[Data items]
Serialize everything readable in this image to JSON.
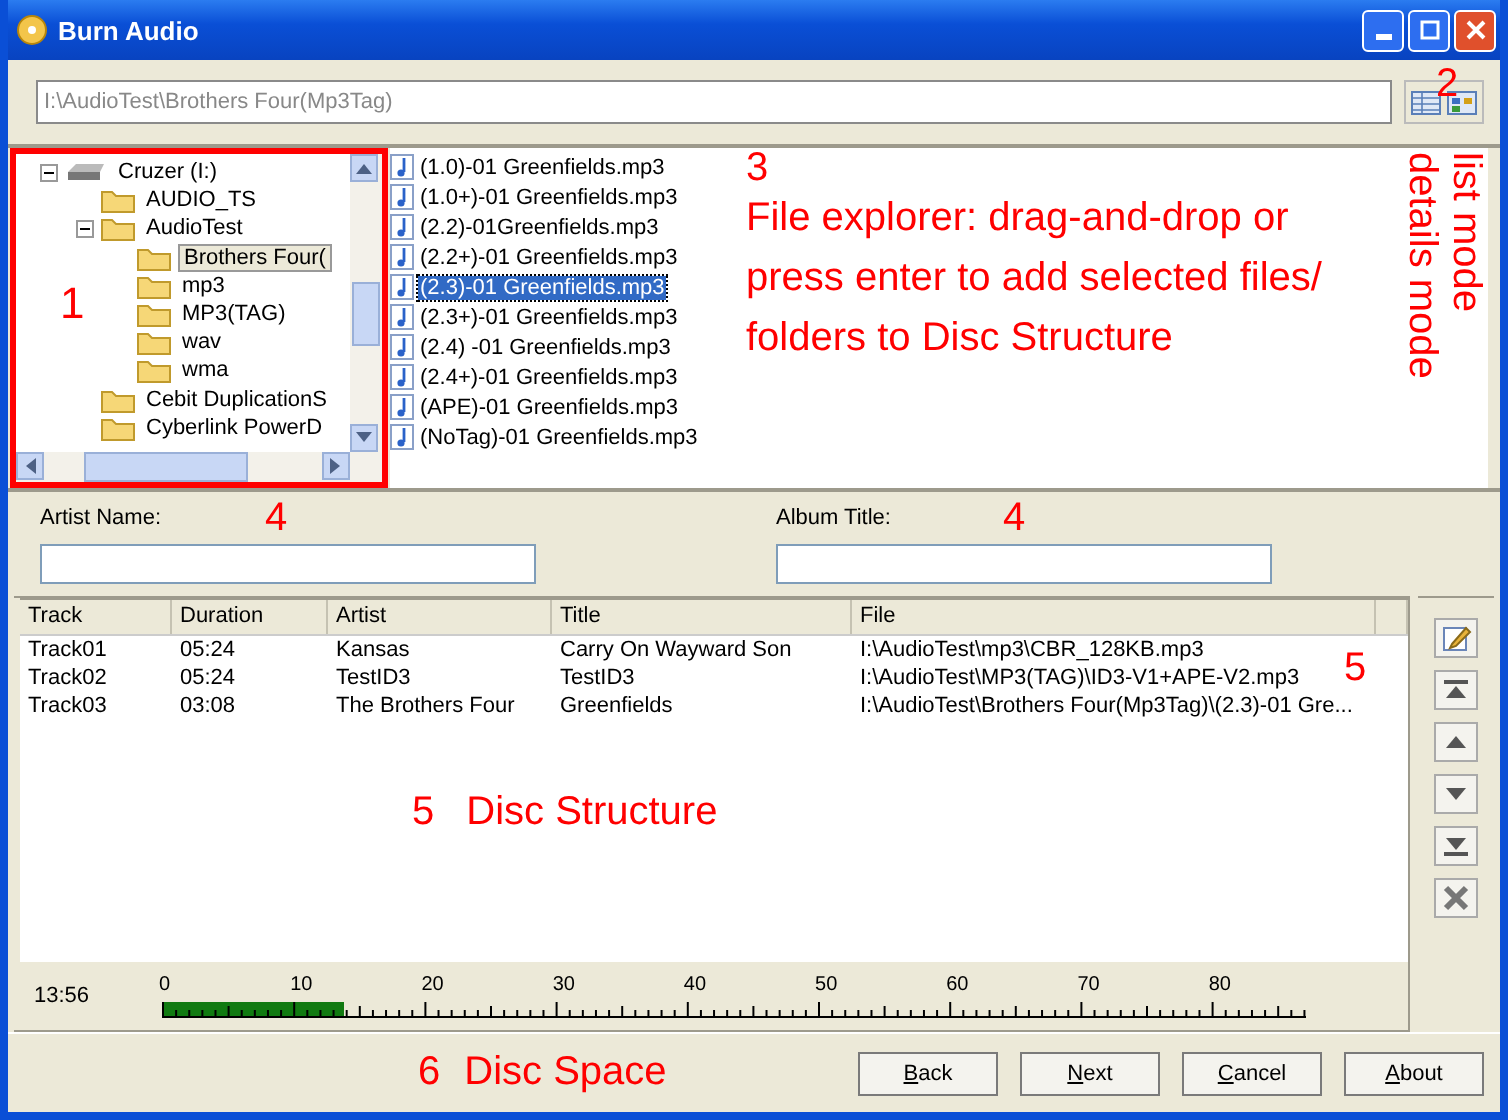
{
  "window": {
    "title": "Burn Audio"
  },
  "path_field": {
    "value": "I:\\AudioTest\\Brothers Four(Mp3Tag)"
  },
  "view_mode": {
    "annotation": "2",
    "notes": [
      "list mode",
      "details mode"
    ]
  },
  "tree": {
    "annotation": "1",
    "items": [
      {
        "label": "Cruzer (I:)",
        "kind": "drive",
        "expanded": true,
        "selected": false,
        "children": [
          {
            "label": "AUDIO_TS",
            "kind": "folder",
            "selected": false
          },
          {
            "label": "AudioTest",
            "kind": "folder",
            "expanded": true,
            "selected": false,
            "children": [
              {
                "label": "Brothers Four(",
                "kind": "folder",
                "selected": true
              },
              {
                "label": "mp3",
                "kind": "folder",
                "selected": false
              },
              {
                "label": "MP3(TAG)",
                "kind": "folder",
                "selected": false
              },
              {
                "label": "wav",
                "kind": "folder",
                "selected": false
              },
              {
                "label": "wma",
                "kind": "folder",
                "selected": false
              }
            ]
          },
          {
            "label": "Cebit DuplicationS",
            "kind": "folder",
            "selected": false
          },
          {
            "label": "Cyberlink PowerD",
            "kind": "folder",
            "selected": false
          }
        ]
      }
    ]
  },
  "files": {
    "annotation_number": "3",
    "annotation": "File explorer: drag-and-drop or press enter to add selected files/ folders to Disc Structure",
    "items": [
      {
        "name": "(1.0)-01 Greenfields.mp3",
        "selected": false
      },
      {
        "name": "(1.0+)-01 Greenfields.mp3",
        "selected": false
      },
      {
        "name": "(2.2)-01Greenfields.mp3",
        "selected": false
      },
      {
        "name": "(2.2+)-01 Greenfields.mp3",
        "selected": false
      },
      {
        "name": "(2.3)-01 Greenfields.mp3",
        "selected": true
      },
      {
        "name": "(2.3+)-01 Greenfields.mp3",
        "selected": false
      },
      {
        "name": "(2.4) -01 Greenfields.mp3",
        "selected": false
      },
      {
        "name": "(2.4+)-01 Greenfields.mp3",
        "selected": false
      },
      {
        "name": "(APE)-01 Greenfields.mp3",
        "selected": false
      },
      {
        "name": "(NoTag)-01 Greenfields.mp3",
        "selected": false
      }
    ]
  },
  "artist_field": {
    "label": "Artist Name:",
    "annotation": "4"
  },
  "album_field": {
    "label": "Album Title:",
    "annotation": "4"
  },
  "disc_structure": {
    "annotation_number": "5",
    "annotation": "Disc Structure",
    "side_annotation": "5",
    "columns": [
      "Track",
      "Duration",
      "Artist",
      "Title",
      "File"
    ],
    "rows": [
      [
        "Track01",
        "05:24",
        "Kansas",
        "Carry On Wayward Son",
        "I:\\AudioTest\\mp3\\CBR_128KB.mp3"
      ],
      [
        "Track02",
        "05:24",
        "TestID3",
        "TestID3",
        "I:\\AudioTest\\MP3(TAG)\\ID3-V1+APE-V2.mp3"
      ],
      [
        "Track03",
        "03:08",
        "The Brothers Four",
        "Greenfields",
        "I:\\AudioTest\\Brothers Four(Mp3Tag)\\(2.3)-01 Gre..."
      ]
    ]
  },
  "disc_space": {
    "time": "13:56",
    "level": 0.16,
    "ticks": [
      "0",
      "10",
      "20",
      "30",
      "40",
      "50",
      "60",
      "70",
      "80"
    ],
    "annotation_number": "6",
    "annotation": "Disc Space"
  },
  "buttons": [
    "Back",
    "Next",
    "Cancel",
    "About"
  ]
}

* * *

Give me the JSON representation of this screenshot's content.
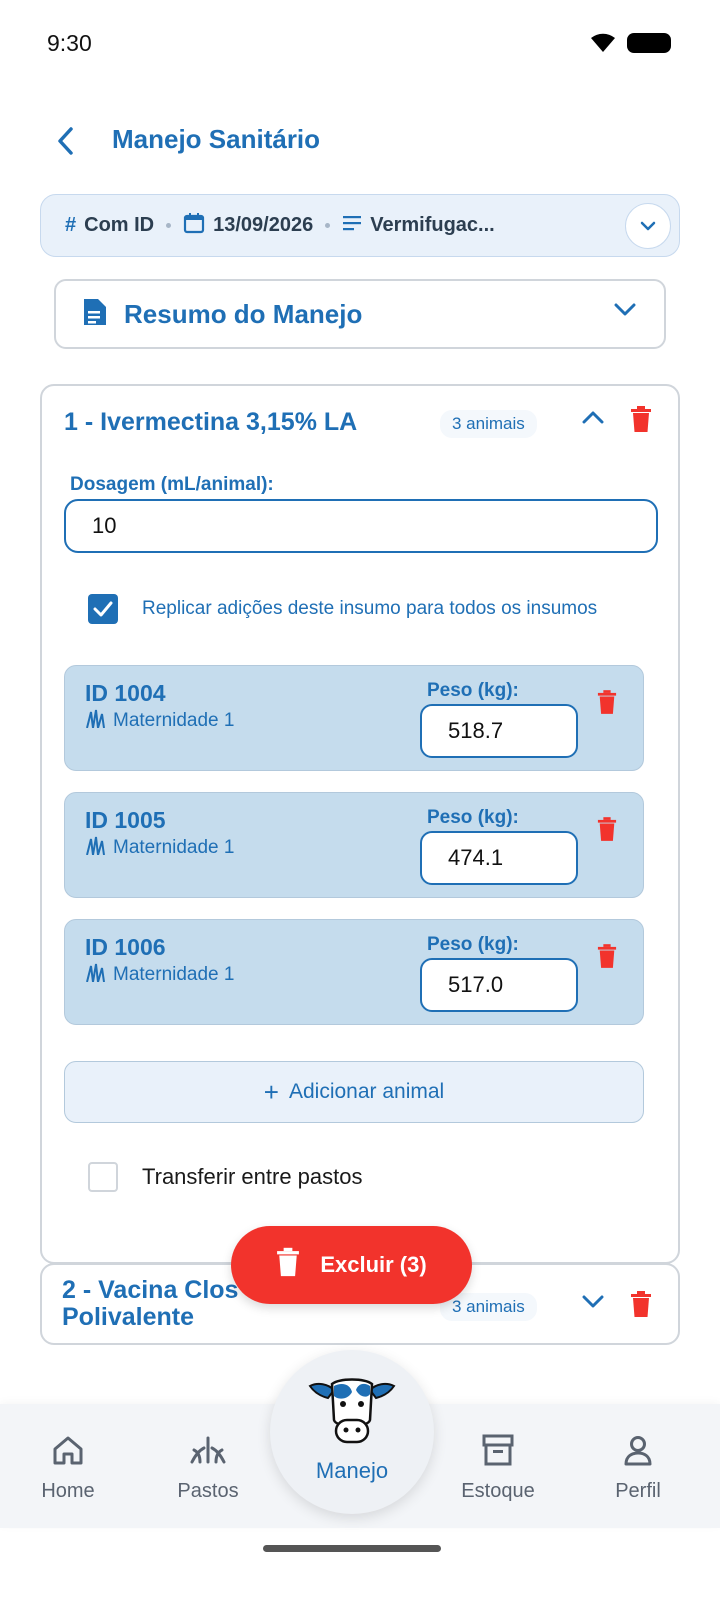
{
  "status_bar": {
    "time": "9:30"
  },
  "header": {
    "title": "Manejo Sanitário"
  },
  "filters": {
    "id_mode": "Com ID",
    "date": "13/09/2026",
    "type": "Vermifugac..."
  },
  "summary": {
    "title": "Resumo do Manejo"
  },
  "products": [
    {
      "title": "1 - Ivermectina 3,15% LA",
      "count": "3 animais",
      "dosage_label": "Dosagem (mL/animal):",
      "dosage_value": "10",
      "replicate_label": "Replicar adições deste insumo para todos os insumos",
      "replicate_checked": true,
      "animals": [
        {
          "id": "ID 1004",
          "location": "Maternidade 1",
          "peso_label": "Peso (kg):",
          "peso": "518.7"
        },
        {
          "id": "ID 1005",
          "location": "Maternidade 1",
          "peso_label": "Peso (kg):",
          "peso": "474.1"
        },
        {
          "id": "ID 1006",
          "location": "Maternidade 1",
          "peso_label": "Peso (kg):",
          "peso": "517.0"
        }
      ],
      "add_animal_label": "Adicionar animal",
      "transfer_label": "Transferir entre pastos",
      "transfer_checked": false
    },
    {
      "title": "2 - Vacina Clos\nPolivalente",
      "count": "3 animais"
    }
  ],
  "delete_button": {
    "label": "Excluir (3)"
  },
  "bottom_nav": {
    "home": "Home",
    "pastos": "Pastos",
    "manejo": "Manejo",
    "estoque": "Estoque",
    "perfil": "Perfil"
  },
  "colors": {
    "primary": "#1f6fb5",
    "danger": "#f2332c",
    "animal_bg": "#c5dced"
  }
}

* * *

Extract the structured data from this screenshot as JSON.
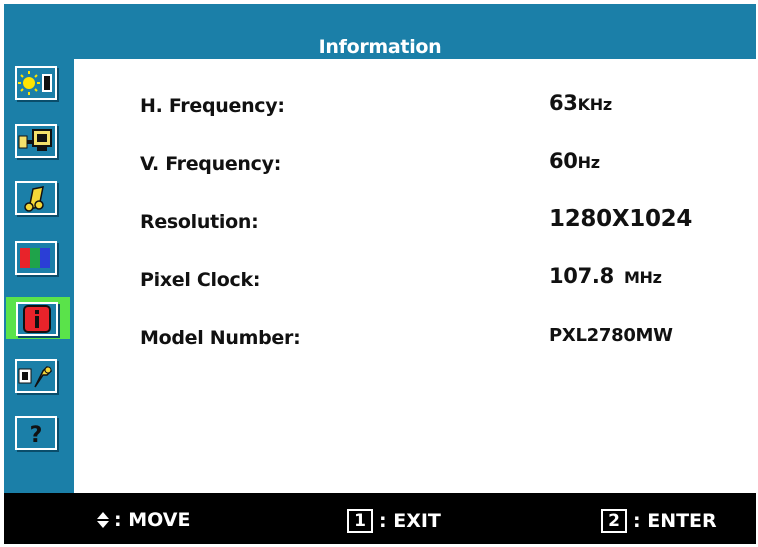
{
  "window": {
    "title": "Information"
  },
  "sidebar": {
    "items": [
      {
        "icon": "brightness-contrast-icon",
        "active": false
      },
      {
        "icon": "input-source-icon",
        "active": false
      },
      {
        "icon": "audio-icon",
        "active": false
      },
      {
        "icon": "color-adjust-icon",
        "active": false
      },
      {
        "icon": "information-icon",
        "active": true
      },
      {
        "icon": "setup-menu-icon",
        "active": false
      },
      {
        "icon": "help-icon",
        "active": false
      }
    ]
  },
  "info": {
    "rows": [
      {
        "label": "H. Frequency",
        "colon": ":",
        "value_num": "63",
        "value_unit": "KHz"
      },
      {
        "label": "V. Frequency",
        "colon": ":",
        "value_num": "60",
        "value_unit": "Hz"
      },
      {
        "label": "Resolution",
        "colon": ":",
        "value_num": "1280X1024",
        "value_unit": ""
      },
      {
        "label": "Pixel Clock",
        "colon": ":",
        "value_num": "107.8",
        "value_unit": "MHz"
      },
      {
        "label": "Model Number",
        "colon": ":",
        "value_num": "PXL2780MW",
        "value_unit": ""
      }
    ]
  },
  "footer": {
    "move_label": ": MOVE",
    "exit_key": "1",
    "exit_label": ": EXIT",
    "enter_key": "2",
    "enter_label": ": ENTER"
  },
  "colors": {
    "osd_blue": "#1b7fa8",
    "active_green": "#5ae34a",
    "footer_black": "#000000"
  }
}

> TASK: Each line in the listing above that contains "true" should be copied.

> RIGHT ANSWER:
        "expanded": true,
            "expanded": true,
                "selected": true
        "selected": true
      "replicate_checked": true,
        "active": true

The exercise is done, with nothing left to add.